▶ Exercise objective:
Each entry below is to be printed verbatim.

-.-.-

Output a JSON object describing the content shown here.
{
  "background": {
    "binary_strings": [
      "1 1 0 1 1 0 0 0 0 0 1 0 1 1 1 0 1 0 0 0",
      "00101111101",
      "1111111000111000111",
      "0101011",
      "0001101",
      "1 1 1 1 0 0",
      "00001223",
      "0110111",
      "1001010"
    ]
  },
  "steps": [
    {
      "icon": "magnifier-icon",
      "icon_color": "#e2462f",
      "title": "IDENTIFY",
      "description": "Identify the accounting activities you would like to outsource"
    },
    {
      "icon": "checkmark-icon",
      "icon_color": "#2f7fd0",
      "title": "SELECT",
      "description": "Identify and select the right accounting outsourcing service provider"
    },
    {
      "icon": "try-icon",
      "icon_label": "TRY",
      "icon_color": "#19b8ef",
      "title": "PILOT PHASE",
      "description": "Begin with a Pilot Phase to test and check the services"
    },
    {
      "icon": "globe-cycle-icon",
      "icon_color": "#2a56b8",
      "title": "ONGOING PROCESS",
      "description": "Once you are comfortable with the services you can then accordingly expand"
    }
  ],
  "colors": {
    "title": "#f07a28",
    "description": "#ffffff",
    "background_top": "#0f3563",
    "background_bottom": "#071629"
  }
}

-.-.-

▶ Exercise result:
Output a JSON object describing the content shown here.
{
  "background": {
    "binary_strings": [
      "1 1 0 1 1 0 0 0 0 0 1 0 1 1 1 0 1 0 0 0",
      "00101111101",
      "1111111000111000111",
      "0101011",
      "0001101",
      "1 1 1 1 0 0",
      "00001223",
      "0110111",
      "1001010"
    ]
  },
  "steps": [
    {
      "icon": "magnifier-icon",
      "icon_color": "#e2462f",
      "title": "IDENTIFY",
      "description": "Identify the accounting activities you would like to outsource"
    },
    {
      "icon": "checkmark-icon",
      "icon_color": "#2f7fd0",
      "title": "SELECT",
      "description": "Identify and select the right accounting outsourcing service provider"
    },
    {
      "icon": "try-icon",
      "icon_label": "TRY",
      "icon_color": "#19b8ef",
      "title": "PILOT PHASE",
      "description": "Begin with a Pilot Phase to test and check the services"
    },
    {
      "icon": "globe-cycle-icon",
      "icon_color": "#2a56b8",
      "title": "ONGOING PROCESS",
      "description": "Once you are comfortable with the services you can then accordingly expand"
    }
  ],
  "colors": {
    "title": "#f07a28",
    "description": "#ffffff",
    "background_top": "#0f3563",
    "background_bottom": "#071629"
  }
}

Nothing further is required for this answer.